*** Page excerpt ***

= PlusNews =

Formally known as "IRIN/PlusNews," PlusNews
is part of the United Nations Integrated Regional Information Network IRIN under the UN's Office for the Coordination of Humanitarian Affairs OCHA. Offering content free of charge to web sites and publications in order to increase awareness, the service is now one of the largest providers of original HIV and AIDS reporting.

== Origin and development ==
Today, 40 million people are living with HIV, and the pandemic is still spreading, a full quarter of a century after the virus was first identified. Despite the availability of drugs that can prolong people's lives, far too few have access to them. Although how to prevent infection is known, so many factors still stand in the way of stopping transmission.
Launched in Johannesburg in 2001, PlusNews is an e-mail and internet-based service set up by the United Nations' Integrated Regional Information Networks (IRIN) to provide a one-stop platform for HIV and AIDS news and analysis, personal testimonies, photographs, country profiles and fact files, radio and film.

In 2004, PlusNews launched its French-language service based in Dakar, followed a year later by PlusNews Portuguese based out of Johannesburg. Today, as the organisation expands into Asia, the Middle East and Latin America, PlusNews articles are extensively reposted on electronic mailing lists, key news and advocacy websites, and regional newspapers.

As an organisation, PlusNews aims to support dialogue on HIV and AIDS, and promote knowledge, awareness and advocacy among decision-makers, the media and those directly affected by the epidemic.

== Audience and donors ==
PlusNews is a free email subscription and internet-based service. The major funders of the service are the United Kingdom's Department for International Development (DFID), the International Federation of Red Cross and Red Crescent Societies, the Open Society Initiative for Southern Africa, Sweden's Ministry for Foreign Affairs, and the Joint United Nations' programme on HIV and AIDS (UNAIDS).

*** End of Page excerpt ***

> **Exercises to complete**
**1.** Name every major funder of the service given in the PlusNews article.
**2.** Echo the PlusNews article word for word from "In 2004, PlusNews" up to and including "by the epidemic.".
The listing that follows has no connection to the PlusNews article.

*** Supplied information ***

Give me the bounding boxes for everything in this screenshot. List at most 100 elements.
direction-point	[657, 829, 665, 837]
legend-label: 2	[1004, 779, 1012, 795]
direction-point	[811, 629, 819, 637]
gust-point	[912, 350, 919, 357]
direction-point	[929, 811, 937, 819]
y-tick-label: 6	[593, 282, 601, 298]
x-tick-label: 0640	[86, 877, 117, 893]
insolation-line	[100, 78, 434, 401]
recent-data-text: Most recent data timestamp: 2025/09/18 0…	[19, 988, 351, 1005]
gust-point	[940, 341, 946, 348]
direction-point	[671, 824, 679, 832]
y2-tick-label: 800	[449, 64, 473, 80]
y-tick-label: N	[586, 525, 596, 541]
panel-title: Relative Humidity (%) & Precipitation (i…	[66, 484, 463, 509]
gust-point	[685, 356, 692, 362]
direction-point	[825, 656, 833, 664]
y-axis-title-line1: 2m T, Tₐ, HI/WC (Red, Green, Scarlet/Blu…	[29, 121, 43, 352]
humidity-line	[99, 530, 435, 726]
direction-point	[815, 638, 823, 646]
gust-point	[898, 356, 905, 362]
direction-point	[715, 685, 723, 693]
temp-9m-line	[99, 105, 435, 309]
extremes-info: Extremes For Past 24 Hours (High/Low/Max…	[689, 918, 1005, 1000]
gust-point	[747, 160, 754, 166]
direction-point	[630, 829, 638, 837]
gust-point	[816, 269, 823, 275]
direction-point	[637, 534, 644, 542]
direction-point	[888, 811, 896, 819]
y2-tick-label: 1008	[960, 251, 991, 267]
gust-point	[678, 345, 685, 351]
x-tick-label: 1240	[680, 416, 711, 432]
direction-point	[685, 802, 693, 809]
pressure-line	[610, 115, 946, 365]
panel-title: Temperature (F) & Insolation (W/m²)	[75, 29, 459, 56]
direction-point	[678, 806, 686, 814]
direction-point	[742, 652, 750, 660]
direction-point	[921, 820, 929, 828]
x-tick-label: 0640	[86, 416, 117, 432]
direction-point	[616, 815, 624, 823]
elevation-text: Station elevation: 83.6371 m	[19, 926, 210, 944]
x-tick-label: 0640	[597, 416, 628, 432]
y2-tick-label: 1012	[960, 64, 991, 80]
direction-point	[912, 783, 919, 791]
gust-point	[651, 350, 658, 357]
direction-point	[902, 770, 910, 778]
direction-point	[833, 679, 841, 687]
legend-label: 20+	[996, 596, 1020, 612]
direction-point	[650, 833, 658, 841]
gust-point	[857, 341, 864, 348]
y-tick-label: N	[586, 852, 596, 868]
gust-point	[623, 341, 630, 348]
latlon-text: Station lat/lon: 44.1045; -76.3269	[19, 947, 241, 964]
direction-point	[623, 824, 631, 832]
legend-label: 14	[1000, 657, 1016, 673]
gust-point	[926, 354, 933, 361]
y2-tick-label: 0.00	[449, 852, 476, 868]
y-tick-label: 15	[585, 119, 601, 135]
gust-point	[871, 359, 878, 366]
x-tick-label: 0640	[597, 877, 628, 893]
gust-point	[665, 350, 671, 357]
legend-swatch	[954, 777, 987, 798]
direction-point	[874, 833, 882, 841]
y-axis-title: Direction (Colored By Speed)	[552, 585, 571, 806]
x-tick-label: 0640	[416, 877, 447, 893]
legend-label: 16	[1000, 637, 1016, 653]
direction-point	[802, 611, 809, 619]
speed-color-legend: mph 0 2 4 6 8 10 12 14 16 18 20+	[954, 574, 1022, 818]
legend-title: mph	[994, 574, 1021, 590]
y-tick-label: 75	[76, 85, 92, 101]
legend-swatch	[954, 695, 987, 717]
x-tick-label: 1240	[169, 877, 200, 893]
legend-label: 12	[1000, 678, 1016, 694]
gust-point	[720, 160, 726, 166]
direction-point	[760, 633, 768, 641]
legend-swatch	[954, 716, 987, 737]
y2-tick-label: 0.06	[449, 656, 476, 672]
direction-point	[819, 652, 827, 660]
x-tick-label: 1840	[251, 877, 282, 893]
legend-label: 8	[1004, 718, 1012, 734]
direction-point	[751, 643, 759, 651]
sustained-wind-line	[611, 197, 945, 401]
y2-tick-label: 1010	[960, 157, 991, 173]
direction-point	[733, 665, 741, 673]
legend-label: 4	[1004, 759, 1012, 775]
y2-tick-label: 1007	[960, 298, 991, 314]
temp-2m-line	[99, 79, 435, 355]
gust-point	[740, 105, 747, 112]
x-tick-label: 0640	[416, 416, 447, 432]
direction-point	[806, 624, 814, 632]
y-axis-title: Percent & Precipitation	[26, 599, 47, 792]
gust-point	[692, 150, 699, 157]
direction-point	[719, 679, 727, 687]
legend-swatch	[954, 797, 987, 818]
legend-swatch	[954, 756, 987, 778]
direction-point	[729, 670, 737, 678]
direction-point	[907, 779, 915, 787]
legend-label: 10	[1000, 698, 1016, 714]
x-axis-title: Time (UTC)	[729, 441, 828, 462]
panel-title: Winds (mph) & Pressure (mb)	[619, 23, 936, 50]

*** End of Supplied information ***

> **Answer section**
**1.**
- The United Kingdom's Department for International Development (DFID)
- The International Federation of Red Cross and Red Crescent Societies
- The Open Society Initiative for Southern Africa
- Sweden's Ministry for Foreign Affairs
- The Joint United Nations' programme on HIV and AIDS (UNAIDS)

**2.**
In 2004, PlusNews launched its French-language service based in Dakar, followed a year later by PlusNews Portuguese based out of Johannesburg. Today, as the organisation expands into Asia, the Middle East and Latin America, PlusNews articles are extensively reposted on electronic mailing lists, key news and advocacy websites, and regional newspapers.

As an organisation, PlusNews aims to support dialogue on HIV and AIDS, and promote knowledge, awareness and advocacy among decision-makers, the media and those directly affected by the epidemic.